§ INSTRUCTIONS TO FOLLOW:
Below are records to repeat exactly. Omit the pictures from the copy.

Collection entries

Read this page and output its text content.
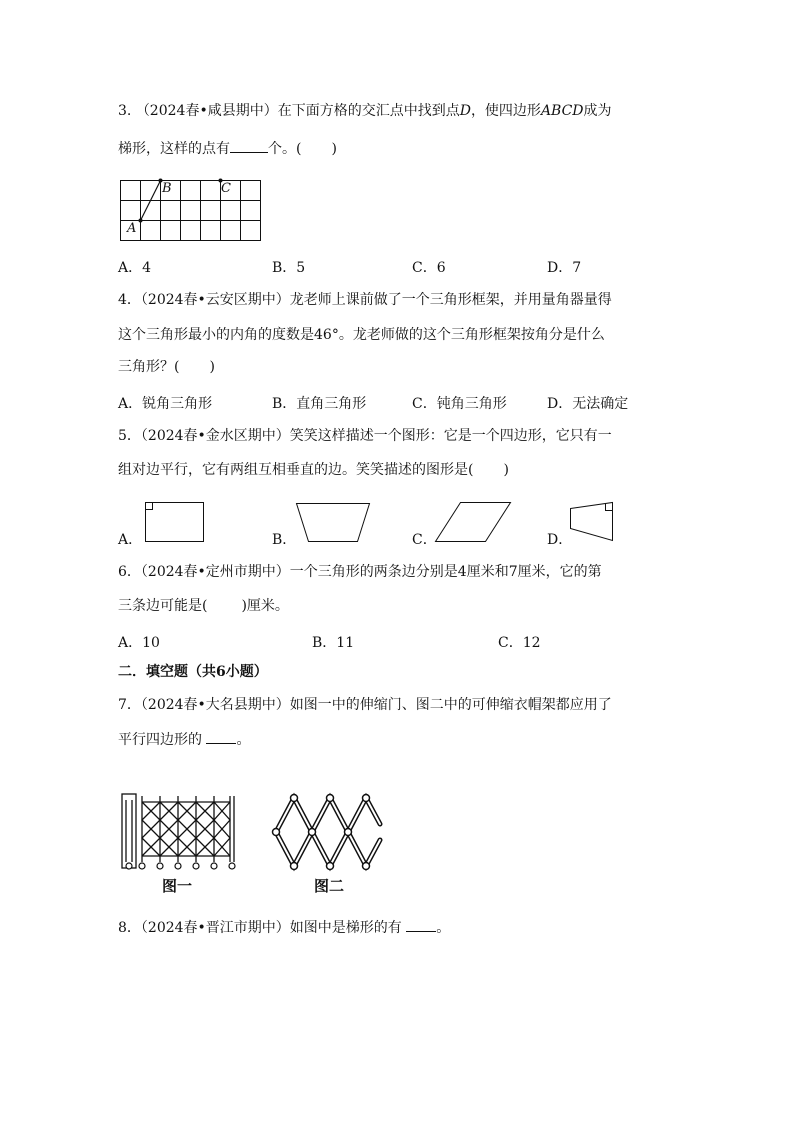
3. （2024春•咸县期中）在下面方格的交汇点中找到点D，使四边形ABCD成为
梯形，这样的点有	个。( )
A
B	C
A．4	B．5	C．6	D．7
4．（2024春•云安区期中）龙老师上课前做了一个三角形框架，并用量角器量得
这个三角形最小的内角的度数是46°。龙老师做的这个三角形框架按角分是什么
三角形？( )
A．锐角三角形	B．直角三角形	C．钝角三角形	D．无法确定
5．（2024春•金水区期中）笑笑这样描述一个图形：它是一个四边形，它只有一
组对边平行，它有两组互相垂直的边。笑笑描述的图形是( )
A．	B．	C．	D．
6．（2024春•定州市期中）一个三角形的两条边分别是4厘米和7厘米，它的第
三条边可能是( )厘米。
A．10	B．11	C．12
二．填空题（共6小题）
7．（2024春•大名县期中）如图一中的伸缩门、图二中的可伸缩衣帽架都应用了
平行四边形的 。
图一	图二
8．（2024春•晋江市期中）如图中是梯形的有 。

§ WORKED SOLUTION:
Read this page and output its text content.
3. （2024春•咸县期中）在下面方格的交汇点中找到点D，使四边形ABCD成为
梯形，这样的点有	个。( )
A
B	C
A．4	B．5	C．6	D．7
4．（2024春•云安区期中）龙老师上课前做了一个三角形框架，并用量角器量得
这个三角形最小的内角的度数是46°。龙老师做的这个三角形框架按角分是什么
三角形？( )
A．锐角三角形	B．直角三角形	C．钝角三角形	D．无法确定
5．（2024春•金水区期中）笑笑这样描述一个图形：它是一个四边形，它只有一
组对边平行，它有两组互相垂直的边。笑笑描述的图形是( )
A．	B．	C．	D．
6．（2024春•定州市期中）一个三角形的两条边分别是4厘米和7厘米，它的第
三条边可能是( )厘米。
A．10	B．11	C．12
二．填空题（共6小题）
7．（2024春•大名县期中）如图一中的伸缩门、图二中的可伸缩衣帽架都应用了
平行四边形的 。
图一	图二
8．（2024春•晋江市期中）如图中是梯形的有 。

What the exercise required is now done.